Thursday 8 October 2009

By Night in Chile: a Brilliant Political Novel--As Well As a Literary Gem

One of the most difficult things in the world is to write a serious political novel that is not a pot boiler. Joe Klein’s Primary Colors is a good example: compulsive reading, but stoked on gossip and innuendo. Not high literature at all.

But there are stories that much be told, things that happen in the world that demand serious consideration and that cry out to be told with artistry. I’ve just finished By Night in Chile by Robert Bolaño which does just that.

The pretext are the death bed thoughts of a dying Chilean priest, who was deeply involved in the Latin American literary scene. There is much about poetry and indeed the teaser to a review in The Guardian says it is a “wonderful and beautifully written analysis of Chilean literary life.” But it is also—and far more importantly to my mind—a meditation on intellectual and spiritual responsibility.

Bolaño died at 50 in 2003, after a short and intense writing career: in the last ten years of his life he turned out more than a half dozen books. He ran afoul of the Pinochet dictatorship when he returned to his native Chile just before the overthrow of Salvador Allende. After a short imprisonment he spent a good part of his life abroad, reading widely and becoming a cult hero in literary circles. But this short novel, elegantly translated by Chris Andrews, is so much bigger than a “literary” work that even those who bristle when critics talk of style will profit from reading it.

Goal 1 →
In the review of By Night in Chile, who translated the novel?
Goal 2 →
Sum up the By Night in Chile review in two sentences.
Goal 3 →
Pick up the By Night in Chile review after its final sentence and continue writing it.

Stored records →
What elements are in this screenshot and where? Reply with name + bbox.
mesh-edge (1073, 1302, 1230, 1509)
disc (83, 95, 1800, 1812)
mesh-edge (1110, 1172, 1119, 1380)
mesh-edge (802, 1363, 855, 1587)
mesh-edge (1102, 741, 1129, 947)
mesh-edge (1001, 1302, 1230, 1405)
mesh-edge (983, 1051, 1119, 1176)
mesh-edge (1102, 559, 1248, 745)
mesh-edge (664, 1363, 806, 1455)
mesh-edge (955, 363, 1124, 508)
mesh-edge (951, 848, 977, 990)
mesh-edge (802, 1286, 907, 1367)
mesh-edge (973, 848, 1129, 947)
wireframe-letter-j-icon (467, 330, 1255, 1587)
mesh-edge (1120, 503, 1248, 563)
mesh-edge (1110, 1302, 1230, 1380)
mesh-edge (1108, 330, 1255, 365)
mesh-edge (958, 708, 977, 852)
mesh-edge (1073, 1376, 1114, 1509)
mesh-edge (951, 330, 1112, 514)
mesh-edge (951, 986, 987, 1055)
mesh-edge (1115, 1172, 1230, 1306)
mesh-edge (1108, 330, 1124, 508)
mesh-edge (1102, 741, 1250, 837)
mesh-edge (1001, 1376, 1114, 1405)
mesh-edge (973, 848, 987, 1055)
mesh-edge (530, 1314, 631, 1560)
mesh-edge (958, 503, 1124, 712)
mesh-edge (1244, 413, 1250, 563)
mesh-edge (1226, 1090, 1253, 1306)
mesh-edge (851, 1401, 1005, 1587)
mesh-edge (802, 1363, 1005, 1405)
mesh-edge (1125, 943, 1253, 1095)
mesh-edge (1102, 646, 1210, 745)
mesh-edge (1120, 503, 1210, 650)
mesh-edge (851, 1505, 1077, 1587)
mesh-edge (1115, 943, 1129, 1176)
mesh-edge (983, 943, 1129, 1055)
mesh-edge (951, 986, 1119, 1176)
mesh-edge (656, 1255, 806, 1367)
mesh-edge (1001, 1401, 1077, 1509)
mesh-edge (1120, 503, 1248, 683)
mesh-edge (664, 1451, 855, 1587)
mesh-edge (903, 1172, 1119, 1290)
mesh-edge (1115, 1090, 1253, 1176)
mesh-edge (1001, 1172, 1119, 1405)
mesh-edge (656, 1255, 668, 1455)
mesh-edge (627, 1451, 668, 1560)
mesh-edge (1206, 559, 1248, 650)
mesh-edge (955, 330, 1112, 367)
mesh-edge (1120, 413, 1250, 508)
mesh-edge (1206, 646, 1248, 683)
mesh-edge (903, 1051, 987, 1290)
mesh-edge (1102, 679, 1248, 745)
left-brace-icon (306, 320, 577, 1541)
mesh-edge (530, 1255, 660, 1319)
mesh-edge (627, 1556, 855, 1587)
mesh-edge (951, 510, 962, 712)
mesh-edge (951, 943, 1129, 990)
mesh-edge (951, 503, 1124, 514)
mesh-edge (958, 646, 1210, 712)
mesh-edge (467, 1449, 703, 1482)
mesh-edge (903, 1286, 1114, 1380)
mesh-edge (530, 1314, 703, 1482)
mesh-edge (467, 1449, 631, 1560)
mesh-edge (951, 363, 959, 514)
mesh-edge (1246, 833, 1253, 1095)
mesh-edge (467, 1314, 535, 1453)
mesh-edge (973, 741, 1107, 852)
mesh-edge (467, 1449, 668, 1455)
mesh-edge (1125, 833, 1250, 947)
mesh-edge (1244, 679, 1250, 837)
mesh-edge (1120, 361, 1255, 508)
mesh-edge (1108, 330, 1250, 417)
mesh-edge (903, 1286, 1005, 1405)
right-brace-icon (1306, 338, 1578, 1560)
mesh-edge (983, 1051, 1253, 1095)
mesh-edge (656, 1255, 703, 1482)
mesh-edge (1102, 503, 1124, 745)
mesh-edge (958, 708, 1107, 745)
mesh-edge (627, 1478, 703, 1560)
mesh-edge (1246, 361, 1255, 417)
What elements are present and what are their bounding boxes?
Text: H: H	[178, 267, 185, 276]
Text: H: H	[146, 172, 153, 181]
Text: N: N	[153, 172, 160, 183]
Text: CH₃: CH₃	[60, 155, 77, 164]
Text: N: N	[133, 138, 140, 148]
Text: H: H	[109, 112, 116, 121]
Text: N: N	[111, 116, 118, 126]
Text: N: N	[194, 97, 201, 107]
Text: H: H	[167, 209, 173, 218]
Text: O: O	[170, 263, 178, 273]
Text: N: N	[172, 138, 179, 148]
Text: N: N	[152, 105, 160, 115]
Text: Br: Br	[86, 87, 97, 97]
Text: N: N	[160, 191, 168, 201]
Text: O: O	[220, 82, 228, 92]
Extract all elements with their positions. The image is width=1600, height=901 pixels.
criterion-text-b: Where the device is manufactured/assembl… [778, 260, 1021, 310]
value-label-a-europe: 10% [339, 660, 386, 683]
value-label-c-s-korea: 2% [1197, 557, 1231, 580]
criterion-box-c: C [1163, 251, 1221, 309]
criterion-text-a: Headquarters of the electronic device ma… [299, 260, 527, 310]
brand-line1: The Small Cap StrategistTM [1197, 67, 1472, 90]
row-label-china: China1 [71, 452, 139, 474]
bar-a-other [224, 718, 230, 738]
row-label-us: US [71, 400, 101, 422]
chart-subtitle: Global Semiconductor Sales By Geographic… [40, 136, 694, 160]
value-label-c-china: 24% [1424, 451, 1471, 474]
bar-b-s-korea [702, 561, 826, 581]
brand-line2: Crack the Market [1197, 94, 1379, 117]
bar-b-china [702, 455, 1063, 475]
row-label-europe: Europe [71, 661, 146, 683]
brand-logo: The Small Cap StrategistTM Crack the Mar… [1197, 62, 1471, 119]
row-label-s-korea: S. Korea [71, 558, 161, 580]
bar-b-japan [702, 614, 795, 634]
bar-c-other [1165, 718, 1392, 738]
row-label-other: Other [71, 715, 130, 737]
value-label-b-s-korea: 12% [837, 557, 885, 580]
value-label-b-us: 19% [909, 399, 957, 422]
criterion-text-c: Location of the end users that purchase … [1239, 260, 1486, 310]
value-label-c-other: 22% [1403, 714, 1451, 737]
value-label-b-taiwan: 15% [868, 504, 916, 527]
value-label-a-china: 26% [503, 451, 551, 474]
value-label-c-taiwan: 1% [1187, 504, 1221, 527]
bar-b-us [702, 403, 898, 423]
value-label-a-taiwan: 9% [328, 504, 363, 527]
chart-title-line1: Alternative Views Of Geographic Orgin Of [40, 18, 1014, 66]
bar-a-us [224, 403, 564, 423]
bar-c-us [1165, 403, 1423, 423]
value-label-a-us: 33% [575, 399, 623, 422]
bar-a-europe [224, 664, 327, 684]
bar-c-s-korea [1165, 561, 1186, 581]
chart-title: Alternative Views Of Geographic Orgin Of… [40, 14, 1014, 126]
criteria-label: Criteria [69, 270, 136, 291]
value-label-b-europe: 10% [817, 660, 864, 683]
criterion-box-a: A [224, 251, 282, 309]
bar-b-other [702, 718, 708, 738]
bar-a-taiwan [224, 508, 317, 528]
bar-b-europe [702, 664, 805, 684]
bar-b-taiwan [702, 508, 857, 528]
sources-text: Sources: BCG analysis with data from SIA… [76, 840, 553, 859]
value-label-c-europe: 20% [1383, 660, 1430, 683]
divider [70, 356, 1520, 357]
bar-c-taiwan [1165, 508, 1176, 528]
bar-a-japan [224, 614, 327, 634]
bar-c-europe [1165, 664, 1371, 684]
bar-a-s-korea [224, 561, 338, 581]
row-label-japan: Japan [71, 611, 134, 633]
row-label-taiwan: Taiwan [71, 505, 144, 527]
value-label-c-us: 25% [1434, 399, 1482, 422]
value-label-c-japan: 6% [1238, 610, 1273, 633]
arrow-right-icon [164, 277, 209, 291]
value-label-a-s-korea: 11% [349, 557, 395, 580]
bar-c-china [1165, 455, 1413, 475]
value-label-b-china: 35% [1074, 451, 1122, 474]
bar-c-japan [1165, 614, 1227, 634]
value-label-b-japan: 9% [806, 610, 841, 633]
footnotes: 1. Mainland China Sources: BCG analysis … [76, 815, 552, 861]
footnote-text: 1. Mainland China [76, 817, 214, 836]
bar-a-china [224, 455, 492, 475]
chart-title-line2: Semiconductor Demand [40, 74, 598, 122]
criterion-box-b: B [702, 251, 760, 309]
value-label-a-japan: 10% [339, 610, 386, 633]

Exercise response 1 →
Chris Andrews

Exercise response 2 →
The review praises Bolaño's By Night in Chile as a serious political novel told with artistry. The book is framed by the deathbed thoughts of a dying Chilean priest involved in the Latin American literary scene, and the review reads it above all as a meditation on intellectual and spiritual responsibility that even readers who bristle at talk of style will profit from.

Exercise response 3 →
The only other writer I can think who has combined political conscience, story telling ability and superb writing is Colm Toíbin in his novel of the Spanish Civil War and the Irish Troubles, The South, and in The Story of the Night, set in the Argentina of the Falklands War and the explosion of the AIDS epidemic. Bolaño had a reputation of reading absolutely everything so it’s probable he read the latter book. Indeed the similarity of Bolaño’s title to Toibin’s suggests this. But Bolaño is an original. 10 on 10, in my book.


2 comments:

lagatta à montréal said...

Also hard to produce a serious political novel that does not become a dogmatic treatise. I'll certainly be seeking out Nocturno de Chile (Nocturne du Chili in French, by the way). Sadly, the best Latin American bookshop in Montréal, Librairie Abu Yala, closed a few years back. I'll check Libreria Las Americas on St-Norbert off St-Laurent, just south of Sherbrooke.

Wasn't familiar with Roberto Bolaño - will ask my Spanish teacher/friend who is Argentine and also spent several years in exile in Barcelona after the coup there before moving here (she lives on avenue Bernard in Outremont, by the way).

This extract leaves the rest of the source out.